Written request: Return only the number of lines in the entries below that hold the word "számára".

Records supplied:

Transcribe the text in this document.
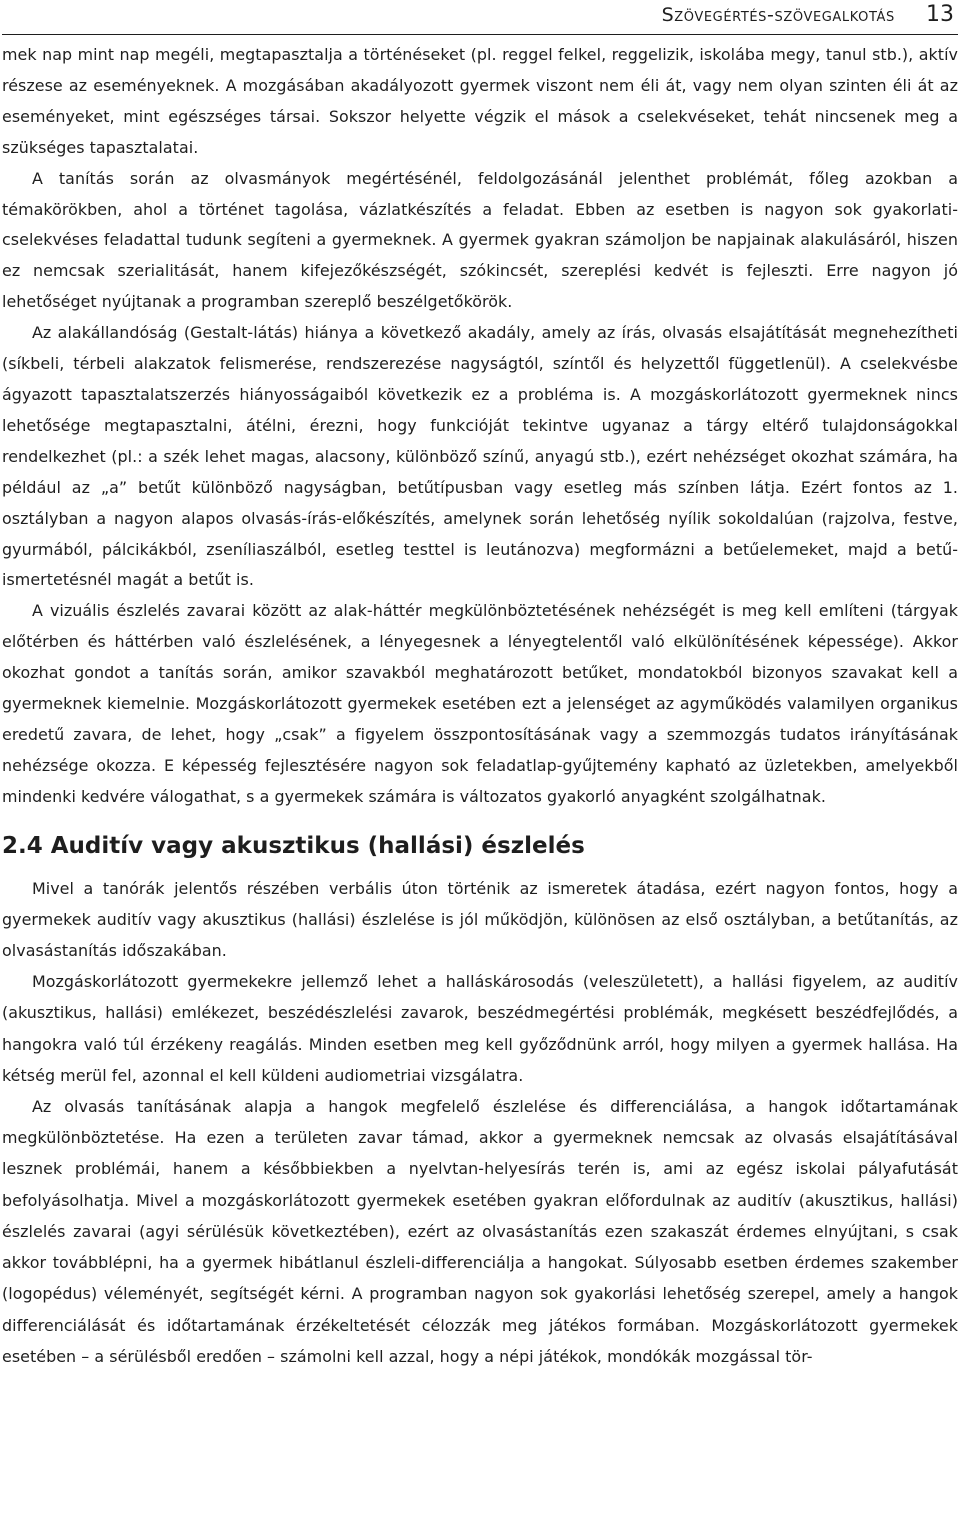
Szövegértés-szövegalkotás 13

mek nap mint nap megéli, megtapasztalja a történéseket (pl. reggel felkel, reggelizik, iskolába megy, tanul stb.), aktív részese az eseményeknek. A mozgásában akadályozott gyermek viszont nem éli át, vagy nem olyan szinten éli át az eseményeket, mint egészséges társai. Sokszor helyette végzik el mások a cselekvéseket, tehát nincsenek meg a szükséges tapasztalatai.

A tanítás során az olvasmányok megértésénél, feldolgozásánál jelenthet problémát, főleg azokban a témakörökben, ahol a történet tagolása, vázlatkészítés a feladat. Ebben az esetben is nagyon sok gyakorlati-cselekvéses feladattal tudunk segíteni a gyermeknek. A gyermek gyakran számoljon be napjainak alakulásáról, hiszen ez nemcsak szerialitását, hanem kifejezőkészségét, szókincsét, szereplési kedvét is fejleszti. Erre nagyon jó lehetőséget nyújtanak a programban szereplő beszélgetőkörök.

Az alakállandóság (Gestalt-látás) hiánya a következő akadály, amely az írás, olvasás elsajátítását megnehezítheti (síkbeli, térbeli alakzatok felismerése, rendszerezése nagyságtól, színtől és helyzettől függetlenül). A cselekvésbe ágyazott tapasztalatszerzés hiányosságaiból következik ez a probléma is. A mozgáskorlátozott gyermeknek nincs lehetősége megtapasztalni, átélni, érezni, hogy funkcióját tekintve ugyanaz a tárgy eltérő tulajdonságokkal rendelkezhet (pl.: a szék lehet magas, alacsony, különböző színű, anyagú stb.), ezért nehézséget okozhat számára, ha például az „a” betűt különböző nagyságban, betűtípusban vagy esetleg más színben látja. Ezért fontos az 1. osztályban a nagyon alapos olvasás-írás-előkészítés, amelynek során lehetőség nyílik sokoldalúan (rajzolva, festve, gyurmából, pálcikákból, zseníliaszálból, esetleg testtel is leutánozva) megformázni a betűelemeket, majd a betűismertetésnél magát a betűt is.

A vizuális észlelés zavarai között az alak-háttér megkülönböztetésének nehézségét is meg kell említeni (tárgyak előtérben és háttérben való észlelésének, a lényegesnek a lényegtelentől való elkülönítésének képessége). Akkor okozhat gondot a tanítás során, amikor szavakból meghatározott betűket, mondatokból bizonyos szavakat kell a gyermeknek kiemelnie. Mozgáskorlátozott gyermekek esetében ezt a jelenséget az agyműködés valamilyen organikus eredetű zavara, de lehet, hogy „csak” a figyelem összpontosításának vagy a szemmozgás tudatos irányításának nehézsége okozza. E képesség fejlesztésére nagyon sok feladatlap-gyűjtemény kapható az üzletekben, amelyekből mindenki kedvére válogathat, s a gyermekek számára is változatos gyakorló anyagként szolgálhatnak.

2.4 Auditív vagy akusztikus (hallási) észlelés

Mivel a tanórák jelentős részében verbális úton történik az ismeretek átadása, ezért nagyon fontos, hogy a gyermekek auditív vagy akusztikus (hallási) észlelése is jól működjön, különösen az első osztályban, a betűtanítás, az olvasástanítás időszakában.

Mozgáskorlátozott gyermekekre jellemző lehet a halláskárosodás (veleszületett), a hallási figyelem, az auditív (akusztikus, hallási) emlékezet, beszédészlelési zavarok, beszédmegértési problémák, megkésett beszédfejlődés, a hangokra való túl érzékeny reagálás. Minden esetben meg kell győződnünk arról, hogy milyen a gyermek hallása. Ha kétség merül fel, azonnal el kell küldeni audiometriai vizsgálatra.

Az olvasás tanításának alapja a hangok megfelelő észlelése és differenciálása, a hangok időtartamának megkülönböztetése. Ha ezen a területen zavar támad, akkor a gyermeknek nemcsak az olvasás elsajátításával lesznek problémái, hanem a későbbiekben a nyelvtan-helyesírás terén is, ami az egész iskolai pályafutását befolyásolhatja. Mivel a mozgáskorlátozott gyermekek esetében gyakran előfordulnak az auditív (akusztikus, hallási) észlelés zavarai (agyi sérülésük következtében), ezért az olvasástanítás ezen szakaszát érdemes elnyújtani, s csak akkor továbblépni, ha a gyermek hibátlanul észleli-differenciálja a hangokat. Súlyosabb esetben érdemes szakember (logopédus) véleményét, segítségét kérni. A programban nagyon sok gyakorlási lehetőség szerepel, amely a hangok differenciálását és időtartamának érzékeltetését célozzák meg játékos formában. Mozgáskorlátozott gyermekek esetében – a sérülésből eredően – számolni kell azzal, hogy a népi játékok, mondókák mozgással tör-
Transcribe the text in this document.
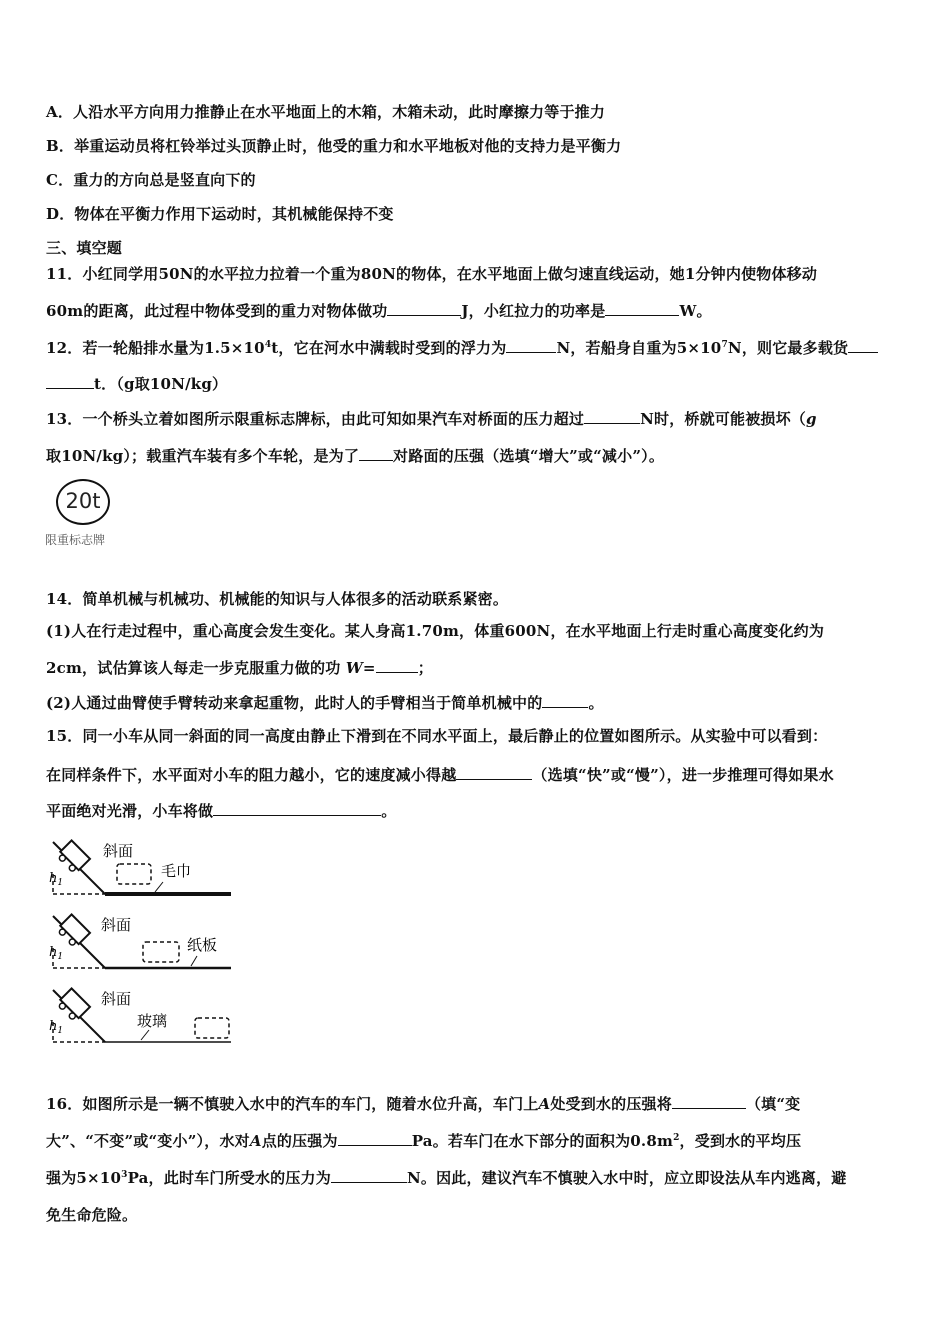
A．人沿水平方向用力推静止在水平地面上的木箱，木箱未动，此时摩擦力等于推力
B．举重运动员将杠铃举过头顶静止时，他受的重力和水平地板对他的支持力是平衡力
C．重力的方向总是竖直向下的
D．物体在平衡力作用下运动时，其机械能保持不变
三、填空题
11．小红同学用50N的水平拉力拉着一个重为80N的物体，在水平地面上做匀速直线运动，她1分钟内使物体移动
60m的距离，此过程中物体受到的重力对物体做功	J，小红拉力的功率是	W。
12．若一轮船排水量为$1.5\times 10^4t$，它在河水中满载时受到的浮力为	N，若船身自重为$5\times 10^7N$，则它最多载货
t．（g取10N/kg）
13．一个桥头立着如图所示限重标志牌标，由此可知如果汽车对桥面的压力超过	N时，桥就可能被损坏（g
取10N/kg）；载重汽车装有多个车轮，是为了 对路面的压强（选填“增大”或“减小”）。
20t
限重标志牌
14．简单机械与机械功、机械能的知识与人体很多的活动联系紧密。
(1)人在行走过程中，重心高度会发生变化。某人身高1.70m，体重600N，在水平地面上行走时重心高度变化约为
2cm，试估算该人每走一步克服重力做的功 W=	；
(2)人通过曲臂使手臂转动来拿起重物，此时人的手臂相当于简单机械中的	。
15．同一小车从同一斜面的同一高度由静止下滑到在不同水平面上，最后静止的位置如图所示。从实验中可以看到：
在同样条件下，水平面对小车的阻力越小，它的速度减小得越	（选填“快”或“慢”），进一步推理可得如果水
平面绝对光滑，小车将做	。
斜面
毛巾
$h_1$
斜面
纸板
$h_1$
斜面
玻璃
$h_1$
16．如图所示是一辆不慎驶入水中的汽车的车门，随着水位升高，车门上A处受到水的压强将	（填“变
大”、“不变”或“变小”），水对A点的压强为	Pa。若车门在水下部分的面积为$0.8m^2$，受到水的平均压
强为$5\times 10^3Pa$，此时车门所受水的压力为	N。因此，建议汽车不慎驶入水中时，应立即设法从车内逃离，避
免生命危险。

...

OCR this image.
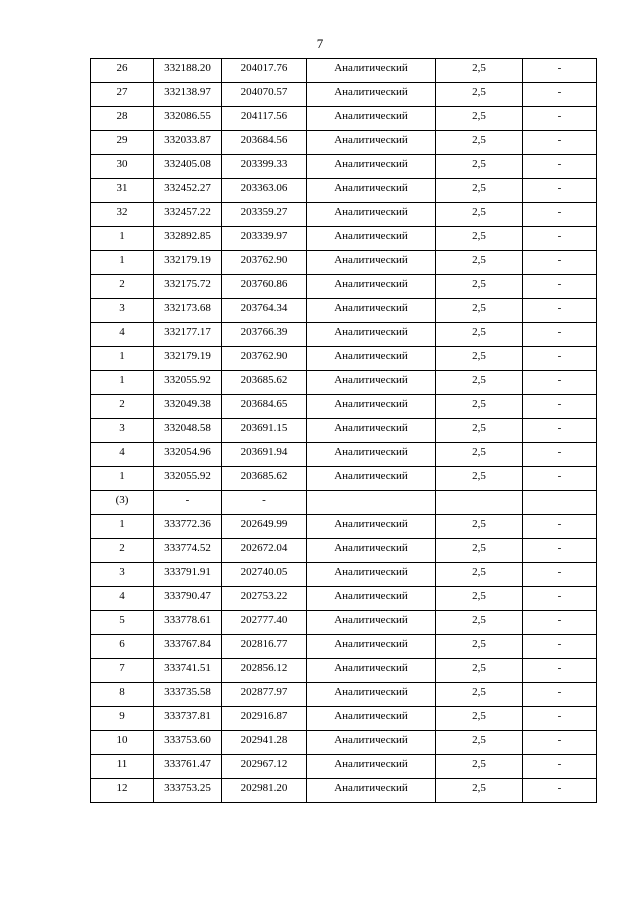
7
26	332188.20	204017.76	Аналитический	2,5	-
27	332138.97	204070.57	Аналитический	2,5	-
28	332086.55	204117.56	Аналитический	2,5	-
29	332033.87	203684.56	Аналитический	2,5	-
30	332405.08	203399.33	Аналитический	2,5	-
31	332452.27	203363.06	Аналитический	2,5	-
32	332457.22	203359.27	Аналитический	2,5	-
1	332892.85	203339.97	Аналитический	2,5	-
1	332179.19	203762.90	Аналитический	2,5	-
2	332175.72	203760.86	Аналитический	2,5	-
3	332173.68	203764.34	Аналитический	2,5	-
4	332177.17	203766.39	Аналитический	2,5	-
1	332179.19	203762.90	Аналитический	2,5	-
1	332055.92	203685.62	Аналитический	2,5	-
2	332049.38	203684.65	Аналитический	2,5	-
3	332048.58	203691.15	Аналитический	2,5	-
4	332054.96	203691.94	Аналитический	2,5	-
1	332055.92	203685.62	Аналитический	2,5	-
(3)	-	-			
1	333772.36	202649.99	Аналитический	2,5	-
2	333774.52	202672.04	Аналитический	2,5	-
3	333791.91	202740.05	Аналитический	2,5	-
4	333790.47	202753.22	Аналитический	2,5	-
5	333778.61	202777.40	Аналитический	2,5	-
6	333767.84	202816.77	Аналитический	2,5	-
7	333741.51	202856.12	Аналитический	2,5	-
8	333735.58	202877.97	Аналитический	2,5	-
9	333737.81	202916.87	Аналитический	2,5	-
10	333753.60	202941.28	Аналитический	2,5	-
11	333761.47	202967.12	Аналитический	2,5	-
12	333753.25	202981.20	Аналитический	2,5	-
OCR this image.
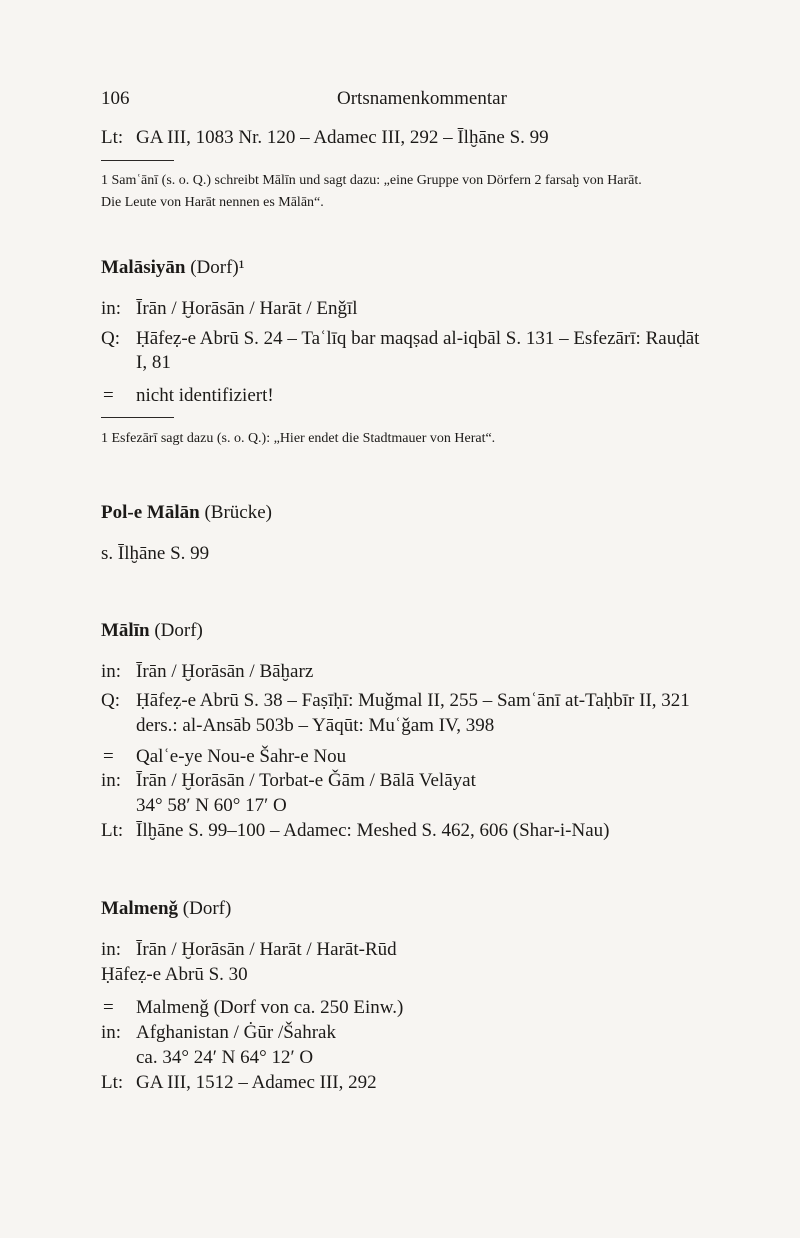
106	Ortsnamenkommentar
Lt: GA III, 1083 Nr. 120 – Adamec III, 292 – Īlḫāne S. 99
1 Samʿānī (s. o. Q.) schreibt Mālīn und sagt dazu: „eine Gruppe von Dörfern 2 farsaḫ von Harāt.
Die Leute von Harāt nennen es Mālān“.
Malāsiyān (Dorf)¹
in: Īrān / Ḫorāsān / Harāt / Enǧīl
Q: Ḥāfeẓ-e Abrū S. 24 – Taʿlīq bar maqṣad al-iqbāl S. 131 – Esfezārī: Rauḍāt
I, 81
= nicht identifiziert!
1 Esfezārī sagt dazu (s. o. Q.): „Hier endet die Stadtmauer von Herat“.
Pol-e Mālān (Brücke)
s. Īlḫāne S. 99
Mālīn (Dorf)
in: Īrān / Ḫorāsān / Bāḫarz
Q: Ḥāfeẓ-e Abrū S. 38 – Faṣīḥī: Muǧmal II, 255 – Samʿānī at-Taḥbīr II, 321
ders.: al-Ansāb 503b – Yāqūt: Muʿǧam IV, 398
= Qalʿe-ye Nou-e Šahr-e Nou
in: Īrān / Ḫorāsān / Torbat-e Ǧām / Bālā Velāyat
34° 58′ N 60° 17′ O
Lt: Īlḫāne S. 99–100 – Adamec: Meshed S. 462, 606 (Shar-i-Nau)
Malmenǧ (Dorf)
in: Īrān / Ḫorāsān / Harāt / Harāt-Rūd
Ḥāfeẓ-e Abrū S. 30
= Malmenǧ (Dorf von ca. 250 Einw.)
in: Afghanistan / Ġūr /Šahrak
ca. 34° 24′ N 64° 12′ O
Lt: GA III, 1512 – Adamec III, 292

Final result: 2